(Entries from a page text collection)

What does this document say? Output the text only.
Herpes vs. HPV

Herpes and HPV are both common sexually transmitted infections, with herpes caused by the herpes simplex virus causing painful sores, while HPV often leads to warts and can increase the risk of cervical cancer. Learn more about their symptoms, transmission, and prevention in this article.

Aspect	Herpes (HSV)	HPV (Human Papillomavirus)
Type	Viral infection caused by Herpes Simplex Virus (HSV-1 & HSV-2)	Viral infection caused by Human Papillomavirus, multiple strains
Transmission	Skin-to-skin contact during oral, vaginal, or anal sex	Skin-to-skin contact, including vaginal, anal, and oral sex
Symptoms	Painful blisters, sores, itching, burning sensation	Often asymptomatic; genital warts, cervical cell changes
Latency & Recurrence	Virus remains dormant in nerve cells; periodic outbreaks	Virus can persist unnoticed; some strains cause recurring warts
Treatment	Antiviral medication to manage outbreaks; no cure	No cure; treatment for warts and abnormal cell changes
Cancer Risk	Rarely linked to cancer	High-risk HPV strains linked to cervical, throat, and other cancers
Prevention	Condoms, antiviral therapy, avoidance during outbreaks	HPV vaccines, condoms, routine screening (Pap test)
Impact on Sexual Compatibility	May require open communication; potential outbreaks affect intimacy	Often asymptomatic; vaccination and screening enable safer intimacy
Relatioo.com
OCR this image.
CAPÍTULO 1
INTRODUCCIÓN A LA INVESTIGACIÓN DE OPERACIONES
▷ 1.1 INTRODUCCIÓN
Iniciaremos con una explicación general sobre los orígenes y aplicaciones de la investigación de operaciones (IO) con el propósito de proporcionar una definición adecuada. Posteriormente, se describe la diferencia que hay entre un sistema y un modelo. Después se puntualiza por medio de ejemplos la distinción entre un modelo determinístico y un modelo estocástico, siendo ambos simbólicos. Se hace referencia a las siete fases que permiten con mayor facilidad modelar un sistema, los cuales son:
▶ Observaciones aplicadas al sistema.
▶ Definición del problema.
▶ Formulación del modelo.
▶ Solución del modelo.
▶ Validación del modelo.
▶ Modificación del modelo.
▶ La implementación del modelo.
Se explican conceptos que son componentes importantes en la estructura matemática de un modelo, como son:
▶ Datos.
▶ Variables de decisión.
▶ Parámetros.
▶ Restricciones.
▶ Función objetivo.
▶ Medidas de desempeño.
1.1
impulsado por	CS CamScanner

...

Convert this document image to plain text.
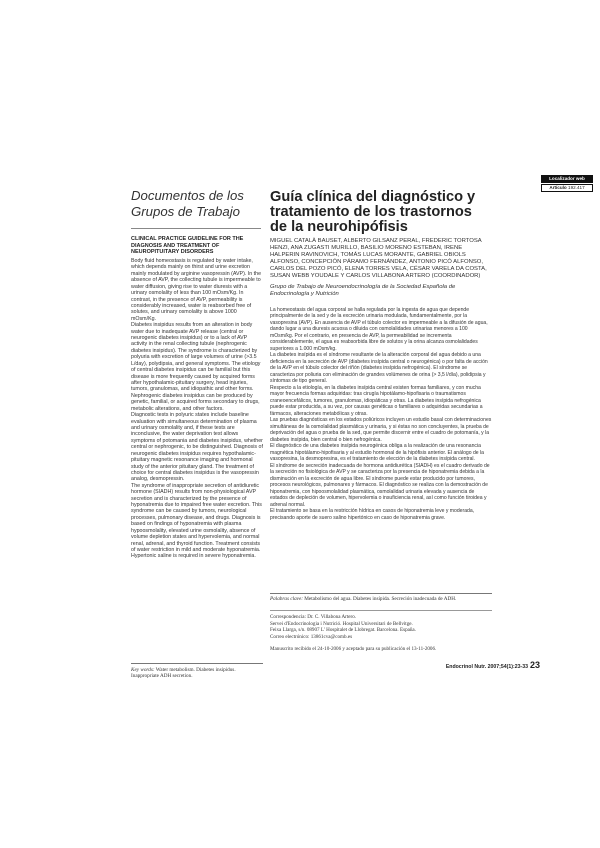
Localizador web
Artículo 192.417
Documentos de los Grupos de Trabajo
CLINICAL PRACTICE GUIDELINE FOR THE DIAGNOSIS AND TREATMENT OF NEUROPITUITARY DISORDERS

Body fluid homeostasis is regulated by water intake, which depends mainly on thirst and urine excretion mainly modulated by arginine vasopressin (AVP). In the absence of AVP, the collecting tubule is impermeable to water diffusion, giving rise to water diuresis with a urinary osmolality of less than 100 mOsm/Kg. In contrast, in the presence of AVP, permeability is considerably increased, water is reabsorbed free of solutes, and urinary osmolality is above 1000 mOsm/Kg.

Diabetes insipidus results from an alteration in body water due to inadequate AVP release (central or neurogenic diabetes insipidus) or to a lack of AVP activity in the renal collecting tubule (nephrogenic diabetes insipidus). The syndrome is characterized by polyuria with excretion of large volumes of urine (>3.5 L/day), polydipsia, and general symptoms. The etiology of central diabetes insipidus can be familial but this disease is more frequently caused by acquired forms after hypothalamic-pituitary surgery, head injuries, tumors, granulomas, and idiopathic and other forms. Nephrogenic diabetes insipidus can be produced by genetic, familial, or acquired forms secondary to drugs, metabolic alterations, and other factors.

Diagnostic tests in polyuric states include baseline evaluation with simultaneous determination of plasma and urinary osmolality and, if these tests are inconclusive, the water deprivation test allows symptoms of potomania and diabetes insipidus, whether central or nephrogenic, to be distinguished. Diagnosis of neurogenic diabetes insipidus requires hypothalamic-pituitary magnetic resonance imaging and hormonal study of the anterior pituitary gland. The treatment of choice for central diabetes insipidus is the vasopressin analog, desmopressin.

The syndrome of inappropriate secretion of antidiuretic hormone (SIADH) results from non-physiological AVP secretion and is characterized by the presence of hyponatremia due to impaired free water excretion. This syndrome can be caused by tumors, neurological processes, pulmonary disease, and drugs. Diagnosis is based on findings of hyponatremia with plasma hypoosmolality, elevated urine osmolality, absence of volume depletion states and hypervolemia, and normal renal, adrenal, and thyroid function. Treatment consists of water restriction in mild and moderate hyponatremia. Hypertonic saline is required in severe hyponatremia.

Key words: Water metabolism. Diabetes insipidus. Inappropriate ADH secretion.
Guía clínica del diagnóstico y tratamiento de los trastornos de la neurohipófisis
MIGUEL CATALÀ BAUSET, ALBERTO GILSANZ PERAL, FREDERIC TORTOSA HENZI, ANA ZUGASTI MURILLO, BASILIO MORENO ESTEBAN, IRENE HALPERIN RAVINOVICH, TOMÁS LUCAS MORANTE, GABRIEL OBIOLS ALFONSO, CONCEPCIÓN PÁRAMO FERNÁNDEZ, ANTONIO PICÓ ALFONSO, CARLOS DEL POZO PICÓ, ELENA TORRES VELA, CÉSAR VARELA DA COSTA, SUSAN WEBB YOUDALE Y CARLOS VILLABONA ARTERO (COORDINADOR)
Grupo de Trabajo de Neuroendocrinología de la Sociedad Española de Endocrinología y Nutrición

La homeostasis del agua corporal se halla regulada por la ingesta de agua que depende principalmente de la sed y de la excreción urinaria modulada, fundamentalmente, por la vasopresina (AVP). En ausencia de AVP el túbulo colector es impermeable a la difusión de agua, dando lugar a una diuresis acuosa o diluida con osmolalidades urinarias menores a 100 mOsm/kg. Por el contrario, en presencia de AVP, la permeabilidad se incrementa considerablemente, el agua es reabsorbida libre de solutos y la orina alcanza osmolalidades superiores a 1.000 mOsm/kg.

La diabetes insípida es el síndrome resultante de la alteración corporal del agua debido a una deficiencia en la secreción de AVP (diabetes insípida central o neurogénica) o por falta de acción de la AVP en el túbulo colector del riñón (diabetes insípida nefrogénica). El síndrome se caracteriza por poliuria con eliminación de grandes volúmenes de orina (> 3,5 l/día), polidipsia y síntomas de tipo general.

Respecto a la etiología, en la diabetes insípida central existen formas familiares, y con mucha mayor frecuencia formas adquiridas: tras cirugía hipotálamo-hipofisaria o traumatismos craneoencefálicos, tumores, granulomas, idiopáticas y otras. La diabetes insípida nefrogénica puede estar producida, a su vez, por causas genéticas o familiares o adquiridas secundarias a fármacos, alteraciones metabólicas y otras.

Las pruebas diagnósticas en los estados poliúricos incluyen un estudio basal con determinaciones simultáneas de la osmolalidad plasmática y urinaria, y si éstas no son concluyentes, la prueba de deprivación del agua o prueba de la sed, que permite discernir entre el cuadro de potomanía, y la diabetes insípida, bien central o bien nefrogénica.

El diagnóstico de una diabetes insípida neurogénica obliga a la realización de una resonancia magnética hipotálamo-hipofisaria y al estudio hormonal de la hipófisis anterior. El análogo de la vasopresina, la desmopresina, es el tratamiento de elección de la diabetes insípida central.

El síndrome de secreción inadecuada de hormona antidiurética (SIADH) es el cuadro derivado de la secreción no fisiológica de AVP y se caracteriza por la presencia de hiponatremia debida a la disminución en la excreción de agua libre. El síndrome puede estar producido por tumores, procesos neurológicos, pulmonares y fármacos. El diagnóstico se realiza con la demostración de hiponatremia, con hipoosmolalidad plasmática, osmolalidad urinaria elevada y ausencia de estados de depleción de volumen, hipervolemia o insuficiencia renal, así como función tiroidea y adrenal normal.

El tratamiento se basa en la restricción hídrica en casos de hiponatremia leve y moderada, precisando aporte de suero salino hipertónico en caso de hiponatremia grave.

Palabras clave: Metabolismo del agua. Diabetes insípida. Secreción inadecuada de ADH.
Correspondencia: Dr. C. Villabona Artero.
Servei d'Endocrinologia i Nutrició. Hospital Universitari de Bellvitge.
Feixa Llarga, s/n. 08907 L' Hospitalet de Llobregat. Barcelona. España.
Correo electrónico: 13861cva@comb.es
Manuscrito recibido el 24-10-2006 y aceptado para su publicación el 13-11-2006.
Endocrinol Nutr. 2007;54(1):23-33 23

WHAT THE TASK ASKS:
What belongs in the answer is each line of the data that has the word "SIADH".

TASK RESPONSE:
The syndrome of inappropriate secretion of antidiuretic hormone (SIADH) results from non-physiological AVP secretion and is characterized by the presence of hyponatremia due to impaired free water excretion. This syndrome can be caused by tumors, neurological processes, pulmonary disease, and drugs. Diagnosis is based on findings of hyponatremia with plasma hypoosmolality, elevated urine osmolality, absence of volume depletion states and hypervolemia, and normal renal, adrenal, and thyroid function. Treatment consists of water restriction in mild and moderate hyponatremia. Hypertonic saline is required in severe hyponatremia.
El síndrome de secreción inadecuada de hormona antidiurética (SIADH) es el cuadro derivado de la secreción no fisiológica de AVP y se caracteriza por la presencia de hiponatremia debida a la disminución en la excreción de agua libre. El síndrome puede estar producido por tumores, procesos neurológicos, pulmonares y fármacos. El diagnóstico se realiza con la demostración de hiponatremia, con hipoosmolalidad plasmática, osmolalidad urinaria elevada y ausencia de estados de depleción de volumen, hipervolemia o insuficiencia renal, así como función tiroidea y adrenal normal.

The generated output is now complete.